'''

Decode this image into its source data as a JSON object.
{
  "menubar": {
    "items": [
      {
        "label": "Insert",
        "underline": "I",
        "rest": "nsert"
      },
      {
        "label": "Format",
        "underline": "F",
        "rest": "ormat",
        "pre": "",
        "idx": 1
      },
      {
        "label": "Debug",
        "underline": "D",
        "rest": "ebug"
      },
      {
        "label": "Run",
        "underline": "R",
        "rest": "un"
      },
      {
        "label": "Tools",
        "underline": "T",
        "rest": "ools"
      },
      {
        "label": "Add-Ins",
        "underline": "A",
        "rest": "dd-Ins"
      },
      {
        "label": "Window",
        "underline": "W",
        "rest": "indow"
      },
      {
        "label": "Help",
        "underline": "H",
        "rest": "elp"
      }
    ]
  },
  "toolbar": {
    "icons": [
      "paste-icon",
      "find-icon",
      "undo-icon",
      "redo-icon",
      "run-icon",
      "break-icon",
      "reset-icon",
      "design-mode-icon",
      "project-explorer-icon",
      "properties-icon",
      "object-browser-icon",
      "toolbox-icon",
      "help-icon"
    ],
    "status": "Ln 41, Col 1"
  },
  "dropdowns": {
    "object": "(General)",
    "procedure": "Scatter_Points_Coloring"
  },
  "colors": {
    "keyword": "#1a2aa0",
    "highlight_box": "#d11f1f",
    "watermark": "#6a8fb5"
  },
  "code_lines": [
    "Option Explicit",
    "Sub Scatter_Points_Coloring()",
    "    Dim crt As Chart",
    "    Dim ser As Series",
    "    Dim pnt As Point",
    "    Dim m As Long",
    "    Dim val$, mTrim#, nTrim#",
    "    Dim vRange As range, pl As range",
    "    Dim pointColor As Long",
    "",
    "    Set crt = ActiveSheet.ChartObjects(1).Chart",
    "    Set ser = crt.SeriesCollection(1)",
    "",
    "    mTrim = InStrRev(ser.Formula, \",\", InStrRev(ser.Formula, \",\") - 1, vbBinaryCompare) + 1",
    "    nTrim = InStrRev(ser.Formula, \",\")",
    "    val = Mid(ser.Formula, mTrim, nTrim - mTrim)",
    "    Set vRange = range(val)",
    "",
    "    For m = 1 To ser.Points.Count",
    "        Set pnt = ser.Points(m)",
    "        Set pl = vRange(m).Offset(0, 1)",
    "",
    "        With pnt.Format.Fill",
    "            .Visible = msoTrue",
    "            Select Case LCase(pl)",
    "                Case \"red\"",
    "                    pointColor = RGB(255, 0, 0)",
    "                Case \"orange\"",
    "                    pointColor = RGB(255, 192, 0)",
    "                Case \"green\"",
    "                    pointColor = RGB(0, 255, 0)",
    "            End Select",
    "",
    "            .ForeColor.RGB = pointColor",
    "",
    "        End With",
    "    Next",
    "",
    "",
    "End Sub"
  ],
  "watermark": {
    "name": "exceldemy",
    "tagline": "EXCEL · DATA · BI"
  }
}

'''
'''

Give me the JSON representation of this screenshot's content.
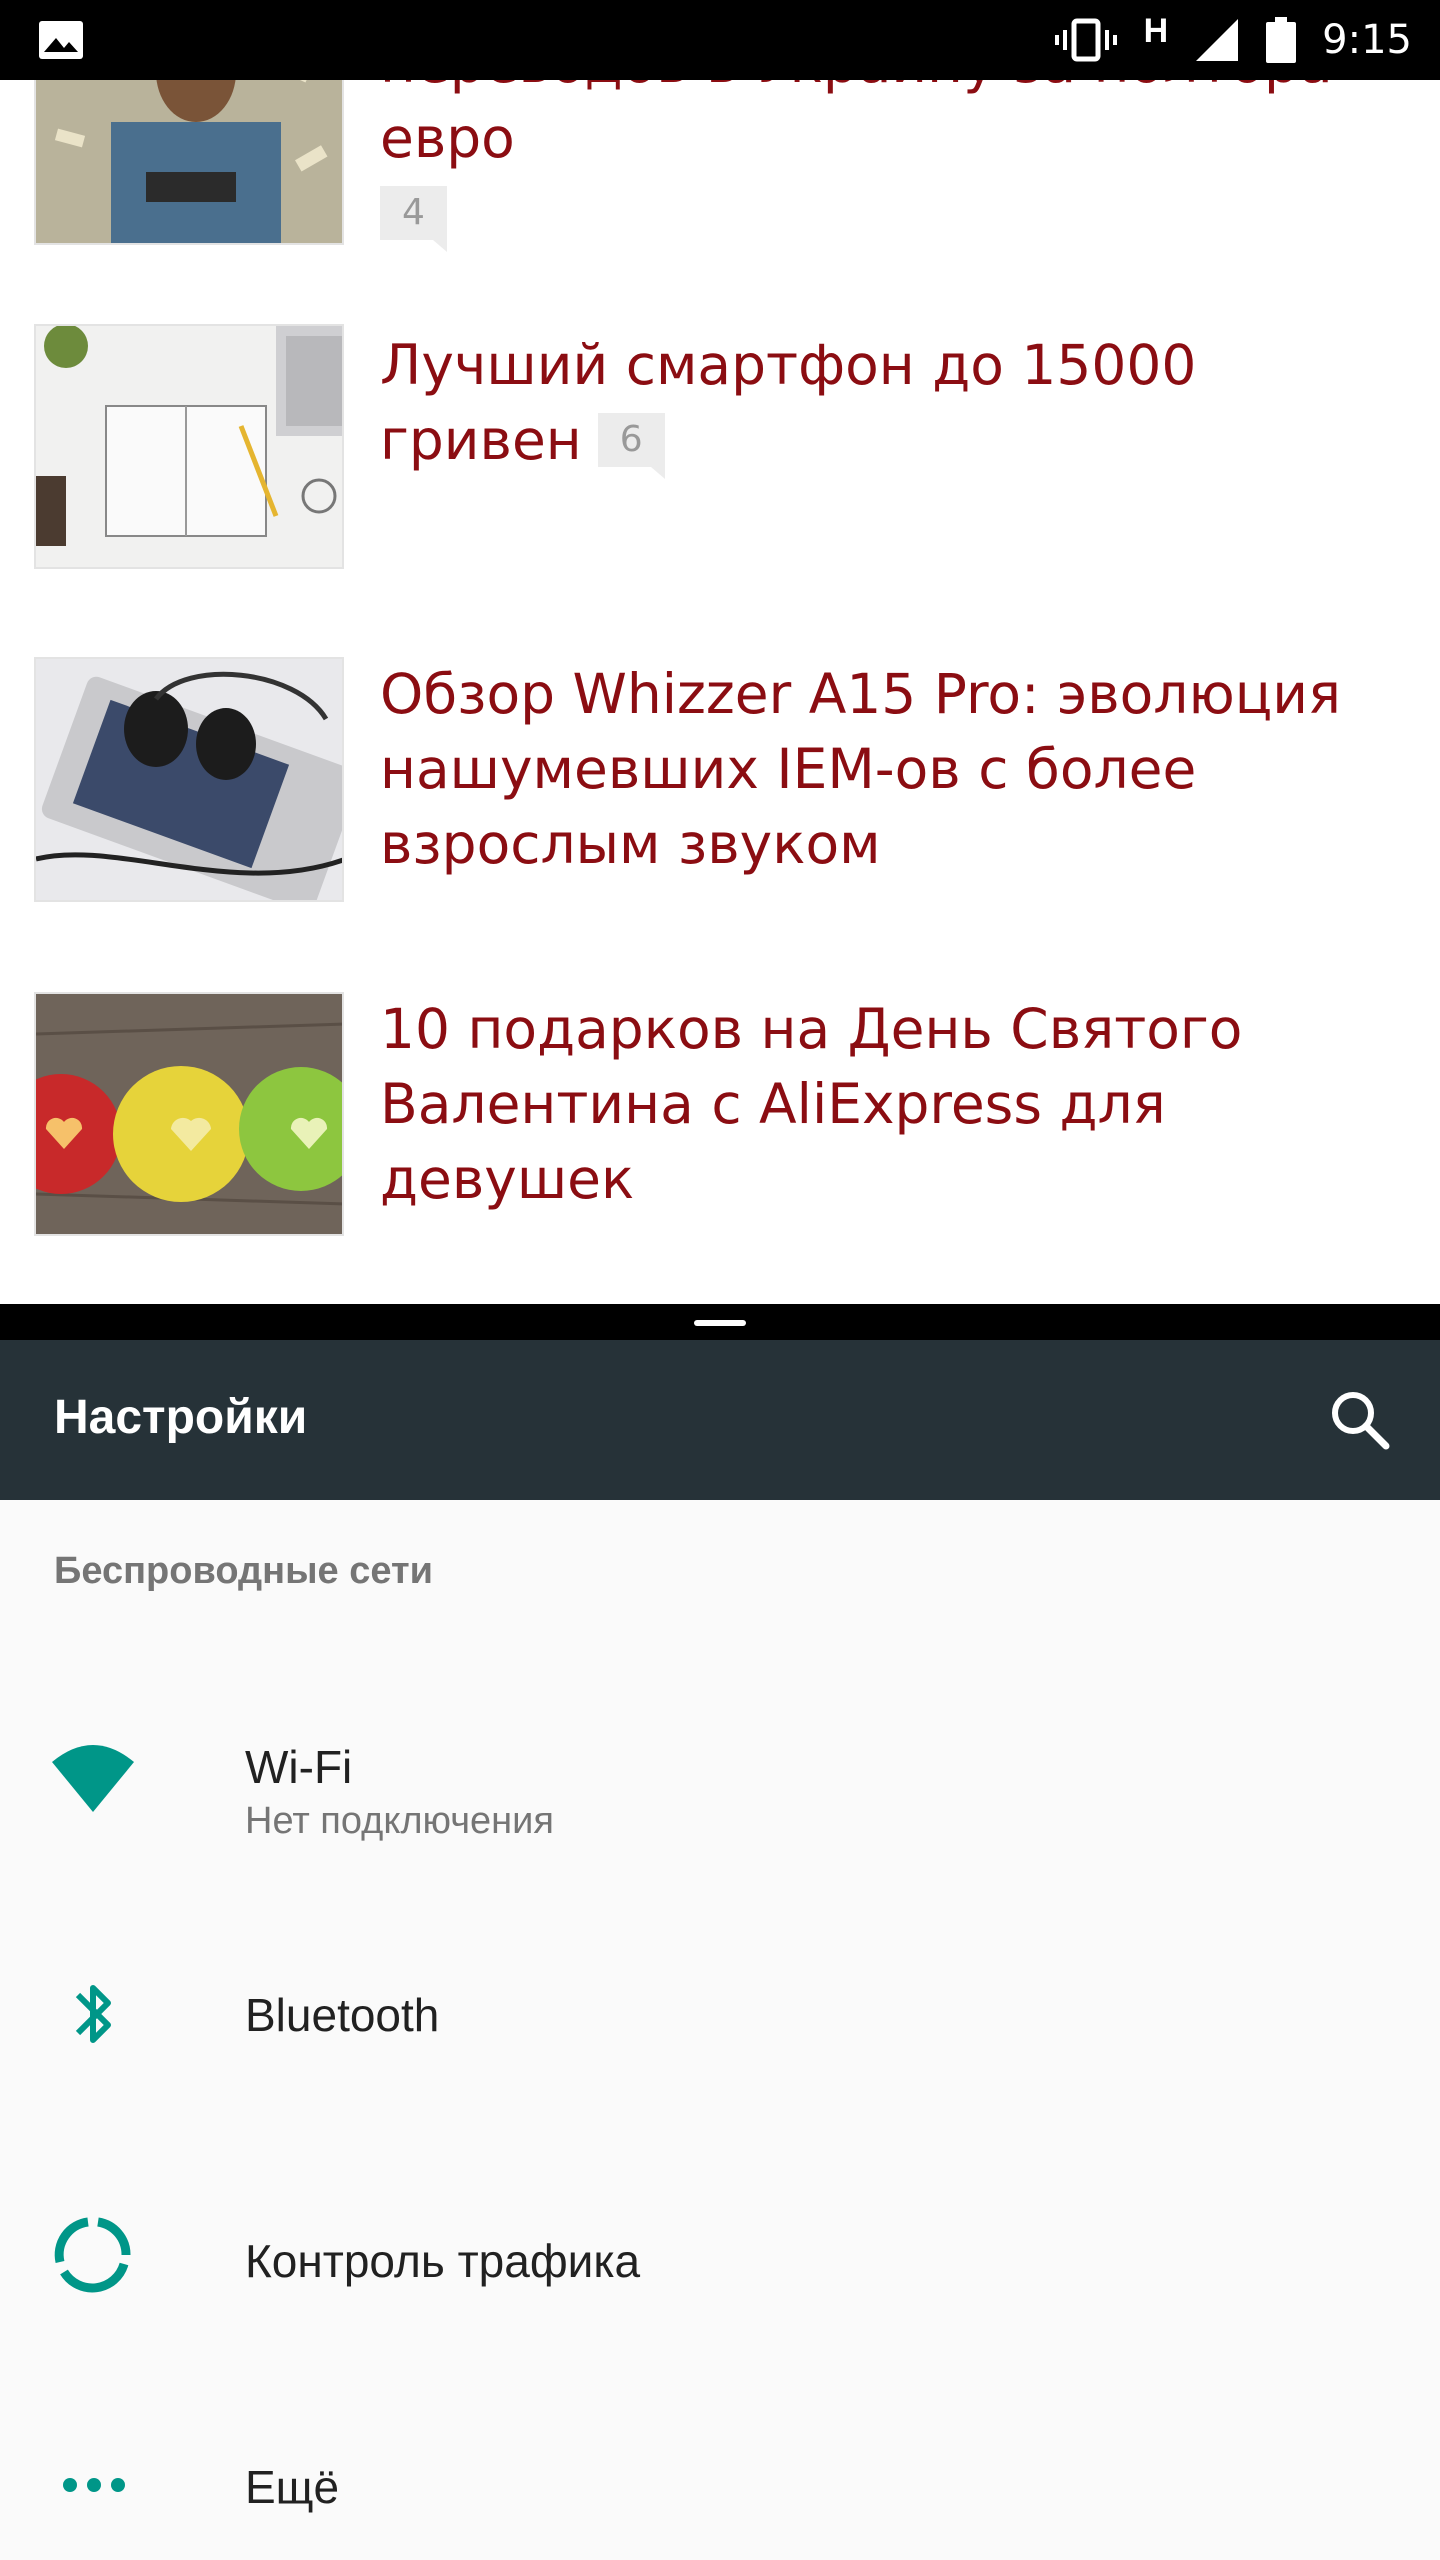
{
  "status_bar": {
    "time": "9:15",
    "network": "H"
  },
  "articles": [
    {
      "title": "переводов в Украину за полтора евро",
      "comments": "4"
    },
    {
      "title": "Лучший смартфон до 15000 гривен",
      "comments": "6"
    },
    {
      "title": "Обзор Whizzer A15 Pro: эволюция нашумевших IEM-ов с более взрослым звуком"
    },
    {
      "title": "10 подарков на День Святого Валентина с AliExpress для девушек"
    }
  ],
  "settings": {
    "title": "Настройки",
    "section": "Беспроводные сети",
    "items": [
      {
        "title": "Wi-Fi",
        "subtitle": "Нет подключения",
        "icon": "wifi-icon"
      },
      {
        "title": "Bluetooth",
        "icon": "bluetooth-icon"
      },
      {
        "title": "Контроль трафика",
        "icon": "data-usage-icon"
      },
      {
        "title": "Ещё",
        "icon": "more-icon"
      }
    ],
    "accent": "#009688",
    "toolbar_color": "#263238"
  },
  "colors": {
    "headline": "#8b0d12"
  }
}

'''

▶ _Challenge_:
Copy out each line in the preceding records that contains "Chart".

▶ _Solution to this problem_:
    "    Dim crt As Chart",
    "    Set crt = ActiveSheet.ChartObjects(1).Chart",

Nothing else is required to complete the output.